§ Challenge
Reproduce the records below in their entirety, character for character.

--- begin Extracted material ---

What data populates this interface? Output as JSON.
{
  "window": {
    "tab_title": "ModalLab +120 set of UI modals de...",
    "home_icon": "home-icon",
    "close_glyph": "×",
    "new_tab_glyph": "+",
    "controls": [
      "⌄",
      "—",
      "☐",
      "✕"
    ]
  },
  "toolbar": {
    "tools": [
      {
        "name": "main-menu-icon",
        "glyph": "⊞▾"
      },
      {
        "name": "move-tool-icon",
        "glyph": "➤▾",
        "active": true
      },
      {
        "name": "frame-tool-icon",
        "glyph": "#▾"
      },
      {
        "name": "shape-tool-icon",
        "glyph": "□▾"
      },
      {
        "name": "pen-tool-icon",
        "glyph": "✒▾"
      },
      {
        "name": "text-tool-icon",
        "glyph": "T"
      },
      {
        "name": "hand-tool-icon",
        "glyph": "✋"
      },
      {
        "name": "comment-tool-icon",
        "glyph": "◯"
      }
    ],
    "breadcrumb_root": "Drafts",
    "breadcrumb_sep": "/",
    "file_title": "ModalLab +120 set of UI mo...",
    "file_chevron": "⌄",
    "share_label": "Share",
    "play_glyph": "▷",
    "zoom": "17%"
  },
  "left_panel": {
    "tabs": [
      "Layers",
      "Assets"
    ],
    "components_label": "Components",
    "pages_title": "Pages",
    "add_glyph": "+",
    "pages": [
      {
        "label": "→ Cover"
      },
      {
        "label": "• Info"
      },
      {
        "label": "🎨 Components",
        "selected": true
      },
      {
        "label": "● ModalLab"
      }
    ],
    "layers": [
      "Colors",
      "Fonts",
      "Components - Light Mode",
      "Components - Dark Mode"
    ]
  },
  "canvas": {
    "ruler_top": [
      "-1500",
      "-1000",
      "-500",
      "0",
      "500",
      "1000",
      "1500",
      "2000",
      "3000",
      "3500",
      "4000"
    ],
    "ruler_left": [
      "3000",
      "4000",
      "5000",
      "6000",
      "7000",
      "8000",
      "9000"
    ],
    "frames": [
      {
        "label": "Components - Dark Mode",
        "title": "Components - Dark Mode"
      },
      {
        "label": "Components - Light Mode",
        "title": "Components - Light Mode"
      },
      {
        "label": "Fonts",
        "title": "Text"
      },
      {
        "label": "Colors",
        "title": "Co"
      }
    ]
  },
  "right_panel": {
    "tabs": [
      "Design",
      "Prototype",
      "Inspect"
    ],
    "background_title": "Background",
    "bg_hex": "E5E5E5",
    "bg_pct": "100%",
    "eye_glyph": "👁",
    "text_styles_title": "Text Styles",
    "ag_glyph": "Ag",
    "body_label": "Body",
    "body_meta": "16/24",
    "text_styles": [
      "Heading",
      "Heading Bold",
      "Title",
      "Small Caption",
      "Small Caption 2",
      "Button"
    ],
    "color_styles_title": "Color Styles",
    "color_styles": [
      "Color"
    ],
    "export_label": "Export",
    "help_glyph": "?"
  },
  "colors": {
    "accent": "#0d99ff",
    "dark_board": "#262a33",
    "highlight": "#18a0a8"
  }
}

--- end Extracted material ---

§ Task answer
What data populates this interface? Output as JSON.
{
  "window": {
    "tab_title": "ModalLab +120 set of UI modals de...",
    "home_icon": "home-icon",
    "close_glyph": "×",
    "new_tab_glyph": "+",
    "controls": [
      "⌄",
      "—",
      "☐",
      "✕"
    ]
  },
  "toolbar": {
    "tools": [
      {
        "name": "main-menu-icon",
        "glyph": "⊞▾"
      },
      {
        "name": "move-tool-icon",
        "glyph": "➤▾",
        "active": true
      },
      {
        "name": "frame-tool-icon",
        "glyph": "#▾"
      },
      {
        "name": "shape-tool-icon",
        "glyph": "□▾"
      },
      {
        "name": "pen-tool-icon",
        "glyph": "✒▾"
      },
      {
        "name": "text-tool-icon",
        "glyph": "T"
      },
      {
        "name": "hand-tool-icon",
        "glyph": "✋"
      },
      {
        "name": "comment-tool-icon",
        "glyph": "◯"
      }
    ],
    "breadcrumb_root": "Drafts",
    "breadcrumb_sep": "/",
    "file_title": "ModalLab +120 set of UI mo...",
    "file_chevron": "⌄",
    "share_label": "Share",
    "play_glyph": "▷",
    "zoom": "17%"
  },
  "left_panel": {
    "tabs": [
      "Layers",
      "Assets"
    ],
    "components_label": "Components",
    "pages_title": "Pages",
    "add_glyph": "+",
    "pages": [
      {
        "label": "→ Cover"
      },
      {
        "label": "• Info"
      },
      {
        "label": "🎨 Components",
        "selected": true
      },
      {
        "label": "● ModalLab"
      }
    ],
    "layers": [
      "Colors",
      "Fonts",
      "Components - Light Mode",
      "Components - Dark Mode"
    ]
  },
  "canvas": {
    "ruler_top": [
      "-1500",
      "-1000",
      "-500",
      "0",
      "500",
      "1000",
      "1500",
      "2000",
      "3000",
      "3500",
      "4000"
    ],
    "ruler_left": [
      "3000",
      "4000",
      "5000",
      "6000",
      "7000",
      "8000",
      "9000"
    ],
    "frames": [
      {
        "label": "Components - Dark Mode",
        "title": "Components - Dark Mode"
      },
      {
        "label": "Components - Light Mode",
        "title": "Components - Light Mode"
      },
      {
        "label": "Fonts",
        "title": "Text"
      },
      {
        "label": "Colors",
        "title": "Co"
      }
    ]
  },
  "right_panel": {
    "tabs": [
      "Design",
      "Prototype",
      "Inspect"
    ],
    "background_title": "Background",
    "bg_hex": "E5E5E5",
    "bg_pct": "100%",
    "eye_glyph": "👁",
    "text_styles_title": "Text Styles",
    "ag_glyph": "Ag",
    "body_label": "Body",
    "body_meta": "16/24",
    "text_styles": [
      "Heading",
      "Heading Bold",
      "Title",
      "Small Caption",
      "Small Caption 2",
      "Button"
    ],
    "color_styles_title": "Color Styles",
    "color_styles": [
      "Color"
    ],
    "export_label": "Export",
    "help_glyph": "?"
  },
  "colors": {
    "accent": "#0d99ff",
    "dark_board": "#262a33",
    "highlight": "#18a0a8"
  }
}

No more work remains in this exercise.